* Begin Source records *
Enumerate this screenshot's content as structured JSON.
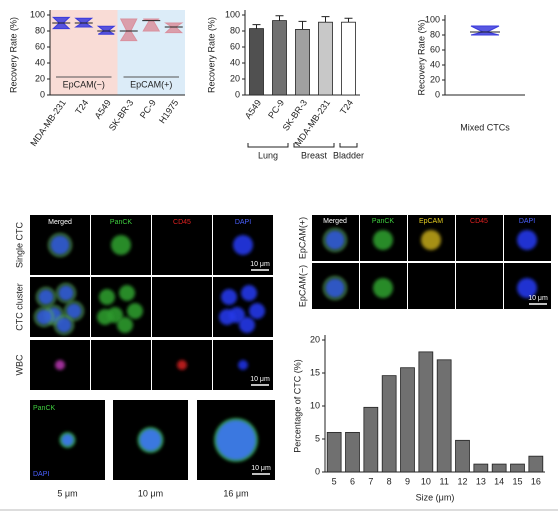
{
  "chart_data": [
    {
      "type": "violin",
      "ylabel": "Recovery Rate (%)",
      "categories": [
        "MDA-MB-231",
        "T24",
        "A549",
        "SK-BR-3",
        "PC-9",
        "H1975"
      ],
      "values": [
        90,
        90,
        80,
        80,
        93,
        85
      ],
      "mins": [
        83,
        85,
        76,
        68,
        80,
        78
      ],
      "maxs": [
        97,
        96,
        86,
        95,
        95,
        90
      ],
      "colors": [
        "#3b3bdc",
        "#3b3bdc",
        "#3b3bdc",
        "#d9909e",
        "#d9909e",
        "#d9909e"
      ],
      "groups": [
        {
          "name": "EpCAM(−)",
          "count": 3,
          "color": "#f9dcd6"
        },
        {
          "name": "EpCAM(+)",
          "count": 3,
          "color": "#dcecf8"
        }
      ],
      "ylim": [
        0,
        100
      ],
      "yticks": [
        0,
        20,
        40,
        60,
        80,
        100
      ]
    },
    {
      "type": "bar",
      "ylabel": "Recovery Rate (%)",
      "categories": [
        "A549",
        "PC-9",
        "SK-BR-3",
        "MDA-MB-231",
        "T24"
      ],
      "values": [
        83,
        93,
        82,
        91,
        91
      ],
      "errors": [
        5,
        6,
        10,
        7,
        5
      ],
      "colors": [
        "#505050",
        "#707070",
        "#a0a0a0",
        "#c8c8c8",
        "#ffffff"
      ],
      "groups": [
        {
          "name": "Lung",
          "count": 2
        },
        {
          "name": "Breast",
          "count": 2
        },
        {
          "name": "Bladder",
          "count": 1
        }
      ],
      "ylim": [
        0,
        100
      ],
      "yticks": [
        0,
        20,
        40,
        60,
        80,
        100
      ]
    },
    {
      "type": "violin",
      "ylabel": "Recovery Rate (%)",
      "categories": [
        "Mixed CTCs"
      ],
      "values": [
        84
      ],
      "mins": [
        80
      ],
      "maxs": [
        92
      ],
      "colors": [
        "#3b3bdc"
      ],
      "ylim": [
        0,
        100
      ],
      "yticks": [
        0,
        20,
        40,
        60,
        80,
        100
      ]
    },
    {
      "type": "bar",
      "ylabel": "Percentage of CTC (%)",
      "xlabel": "Size (μm)",
      "categories": [
        "5",
        "6",
        "7",
        "8",
        "9",
        "10",
        "11",
        "12",
        "13",
        "14",
        "15",
        "16"
      ],
      "values": [
        6,
        6,
        9.8,
        14.6,
        15.8,
        18.2,
        17,
        4.8,
        1.2,
        1.2,
        1.2,
        2.4
      ],
      "colors": [
        "#707070"
      ],
      "ylim": [
        0,
        20
      ],
      "yticks": [
        0,
        5,
        10,
        15,
        20
      ]
    }
  ],
  "micrographs": {
    "left": {
      "columns": [
        "Merged",
        "PanCK",
        "CD45",
        "DAPI"
      ],
      "rows": [
        "Single CTC",
        "CTC cluster",
        "WBC"
      ],
      "scale_bar": "10 μm"
    },
    "right": {
      "columns": [
        "Merged",
        "PanCK",
        "EpCAM",
        "CD45",
        "DAPI"
      ],
      "rows": [
        "EpCAM(+)",
        "EpCAM(−)"
      ],
      "scale_bar": "10 μm"
    },
    "sizes": {
      "channels": [
        "PanCK",
        "DAPI"
      ],
      "labels": [
        "5 μm",
        "10 μm",
        "16 μm"
      ],
      "scale_bar": "10 μm"
    }
  }
}
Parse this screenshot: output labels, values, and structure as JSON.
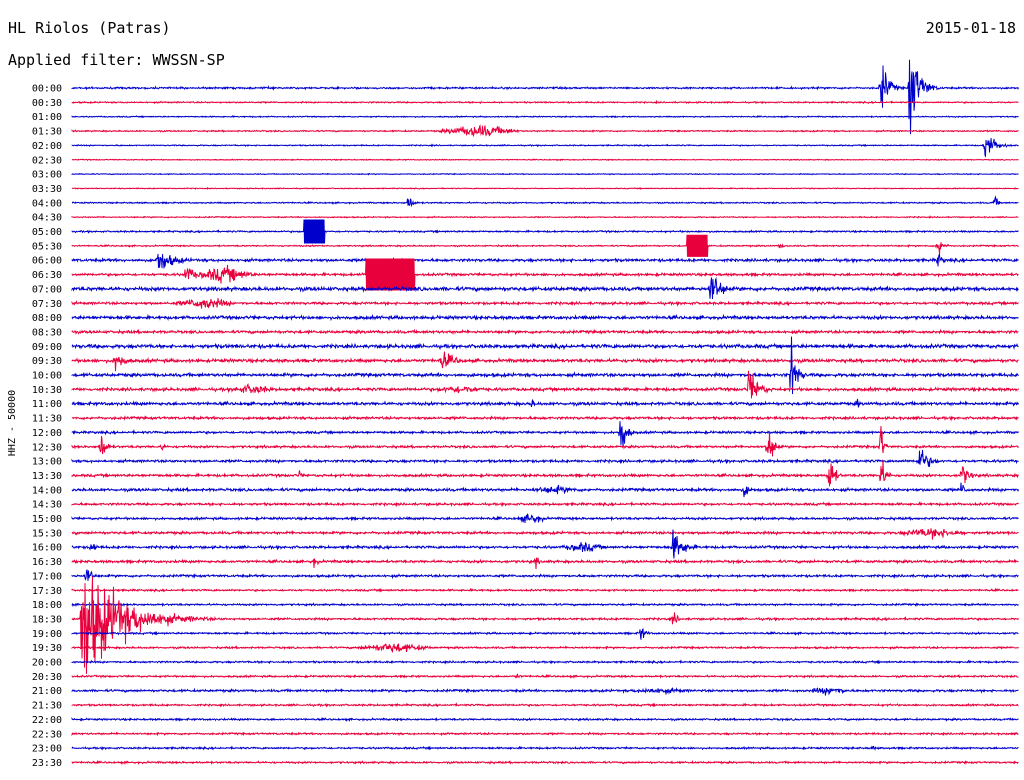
* End Source records *
Exercise prompt: Isolate the lines that hold the word "this" and copy all of them.

Finished exercise:
Enumerate this screenshot's content as structured JSON.
Parse this screenshot: output labels, values, and structure as JSON.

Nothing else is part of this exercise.